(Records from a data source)
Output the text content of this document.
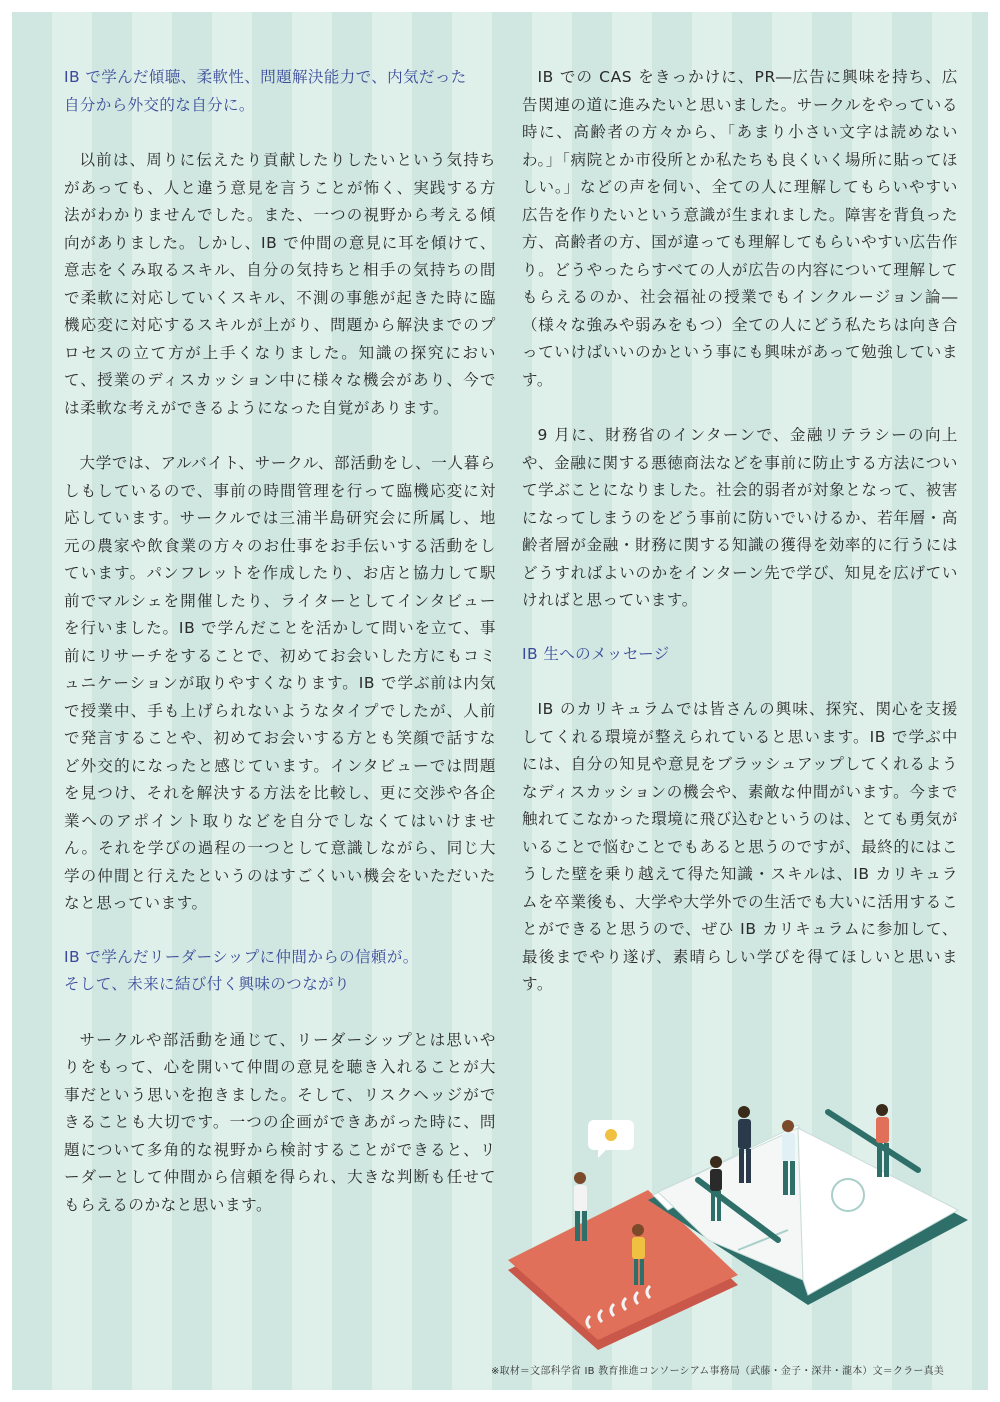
IB で学んだ傾聴、柔軟性、問題解決能力で、内気だった
自分から外交的な自分に。

以前は、周りに伝えたり貢献したりしたいという気持ちがあっても、人と違う意見を言うことが怖く、実践する方法がわかりませんでした。また、一つの視野から考える傾向がありました。しかし、IB で仲間の意見に耳を傾けて、意志をくみ取るスキル、自分の気持ちと相手の気持ちの間で柔軟に対応していくスキル、不測の事態が起きた時に臨機応変に対応するスキルが上がり、問題から解決までのプロセスの立て方が上手くなりました。知識の探究において、授業のディスカッション中に様々な機会があり、今では柔軟な考えができるようになった自覚があります。

大学では、アルバイト、サークル、部活動をし、一人暮らしもしているので、事前の時間管理を行って臨機応変に対応しています。サークルでは三浦半島研究会に所属し、地元の農家や飲食業の方々のお仕事をお手伝いする活動をしています。パンフレットを作成したり、お店と協力して駅前でマルシェを開催したり、ライターとしてインタビューを行いました。IB で学んだことを活かして問いを立て、事前にリサーチをすることで、初めてお会いした方にもコミュニケーションが取りやすくなります。IB で学ぶ前は内気で授業中、手も上げられないようなタイプでしたが、人前で発言することや、初めてお会いする方とも笑顔で話すなど外交的になったと感じています。インタビューでは問題を見つけ、それを解決する方法を比較し、更に交渉や各企業へのアポイント取りなどを自分でしなくてはいけません。それを学びの過程の一つとして意識しながら、同じ大学の仲間と行えたというのはすごくいい機会をいただいたなと思っています。

IB で学んだリーダーシップに仲間からの信頼が。
そして、未来に結び付く興味のつながり

サークルや部活動を通じて、リーダーシップとは思いやりをもって、心を開いて仲間の意見を聴き入れることが大事だという思いを抱きました。そして、リスクヘッジができることも大切です。一つの企画ができあがった時に、問題について多角的な視野から検討することができると、リーダーとして仲間から信頼を得られ、大きな判断も任せてもらえるのかなと思います。

IB での CAS をきっかけに、PR―広告に興味を持ち、広告関連の道に進みたいと思いました。サークルをやっている時に、高齢者の方々から、「あまり小さい文字は読めないわ。」「病院とか市役所とか私たちも良くいく場所に貼ってほしい。」などの声を伺い、全ての人に理解してもらいやすい広告を作りたいという意識が生まれました。障害を背負った方、高齢者の方、国が違っても理解してもらいやすい広告作り。どうやったらすべての人が広告の内容について理解してもらえるのか、社会福祉の授業でもインクルージョン論―（様々な強みや弱みをもつ）全ての人にどう私たちは向き合っていけばいいのかという事にも興味があって勉強しています。

9 月に、財務省のインターンで、金融リテラシーの向上や、金融に関する悪徳商法などを事前に防止する方法について学ぶことになりました。社会的弱者が対象となって、被害になってしまうのをどう事前に防いでいけるか、若年層・高齢者層が金融・財務に関する知識の獲得を効率的に行うにはどうすればよいのかをインターン先で学び、知見を広げていければと思っています。

IB 生へのメッセージ

IB のカリキュラムでは皆さんの興味、探究、関心を支援してくれる環境が整えられていると思います。IB で学ぶ中には、自分の知見や意見をブラッシュアップしてくれるようなディスカッションの機会や、素敵な仲間がいます。今まで触れてこなかった環境に飛び込むというのは、とても勇気がいることで悩むことでもあると思うのですが、最終的にはこうした壁を乗り越えて得た知識・スキルは、IB カリキュラムを卒業後も、大学や大学外での生活でも大いに活用することができると思うので、ぜひ IB カリキュラムに参加して、最後までやり遂げ、素晴らしい学びを得てほしいと思います。

※取材＝文部科学省 IB 教育推進コンソーシアム事務局（武藤・金子・深井・瀧本）文＝クラー真美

### Task description
Exclude the pictures and repeat every other part of the records word for word.

### Answer to this exercise
Output the text content of this document.
IB で学んだ傾聴、柔軟性、問題解決能力で、内気だった
自分から外交的な自分に。

以前は、周りに伝えたり貢献したりしたいという気持ちがあっても、人と違う意見を言うことが怖く、実践する方法がわかりませんでした。また、一つの視野から考える傾向がありました。しかし、IB で仲間の意見に耳を傾けて、意志をくみ取るスキル、自分の気持ちと相手の気持ちの間で柔軟に対応していくスキル、不測の事態が起きた時に臨機応変に対応するスキルが上がり、問題から解決までのプロセスの立て方が上手くなりました。知識の探究において、授業のディスカッション中に様々な機会があり、今では柔軟な考えができるようになった自覚があります。

大学では、アルバイト、サークル、部活動をし、一人暮らしもしているので、事前の時間管理を行って臨機応変に対応しています。サークルでは三浦半島研究会に所属し、地元の農家や飲食業の方々のお仕事をお手伝いする活動をしています。パンフレットを作成したり、お店と協力して駅前でマルシェを開催したり、ライターとしてインタビューを行いました。IB で学んだことを活かして問いを立て、事前にリサーチをすることで、初めてお会いした方にもコミュニケーションが取りやすくなります。IB で学ぶ前は内気で授業中、手も上げられないようなタイプでしたが、人前で発言することや、初めてお会いする方とも笑顔で話すなど外交的になったと感じています。インタビューでは問題を見つけ、それを解決する方法を比較し、更に交渉や各企業へのアポイント取りなどを自分でしなくてはいけません。それを学びの過程の一つとして意識しながら、同じ大学の仲間と行えたというのはすごくいい機会をいただいたなと思っています。

IB で学んだリーダーシップに仲間からの信頼が。
そして、未来に結び付く興味のつながり

サークルや部活動を通じて、リーダーシップとは思いやりをもって、心を開いて仲間の意見を聴き入れることが大事だという思いを抱きました。そして、リスクヘッジができることも大切です。一つの企画ができあがった時に、問題について多角的な視野から検討することができると、リーダーとして仲間から信頼を得られ、大きな判断も任せてもらえるのかなと思います。

IB での CAS をきっかけに、PR―広告に興味を持ち、広告関連の道に進みたいと思いました。サークルをやっている時に、高齢者の方々から、「あまり小さい文字は読めないわ。」「病院とか市役所とか私たちも良くいく場所に貼ってほしい。」などの声を伺い、全ての人に理解してもらいやすい広告を作りたいという意識が生まれました。障害を背負った方、高齢者の方、国が違っても理解してもらいやすい広告作り。どうやったらすべての人が広告の内容について理解してもらえるのか、社会福祉の授業でもインクルージョン論―（様々な強みや弱みをもつ）全ての人にどう私たちは向き合っていけばいいのかという事にも興味があって勉強しています。

9 月に、財務省のインターンで、金融リテラシーの向上や、金融に関する悪徳商法などを事前に防止する方法について学ぶことになりました。社会的弱者が対象となって、被害になってしまうのをどう事前に防いでいけるか、若年層・高齢者層が金融・財務に関する知識の獲得を効率的に行うにはどうすればよいのかをインターン先で学び、知見を広げていければと思っています。

IB 生へのメッセージ

IB のカリキュラムでは皆さんの興味、探究、関心を支援してくれる環境が整えられていると思います。IB で学ぶ中には、自分の知見や意見をブラッシュアップしてくれるようなディスカッションの機会や、素敵な仲間がいます。今まで触れてこなかった環境に飛び込むというのは、とても勇気がいることで悩むことでもあると思うのですが、最終的にはこうした壁を乗り越えて得た知識・スキルは、IB カリキュラムを卒業後も、大学や大学外での生活でも大いに活用することができると思うので、ぜひ IB カリキュラムに参加して、最後までやり遂げ、素晴らしい学びを得てほしいと思います。

※取材＝文部科学省 IB 教育推進コンソーシアム事務局（武藤・金子・深井・瀧本）文＝クラー真美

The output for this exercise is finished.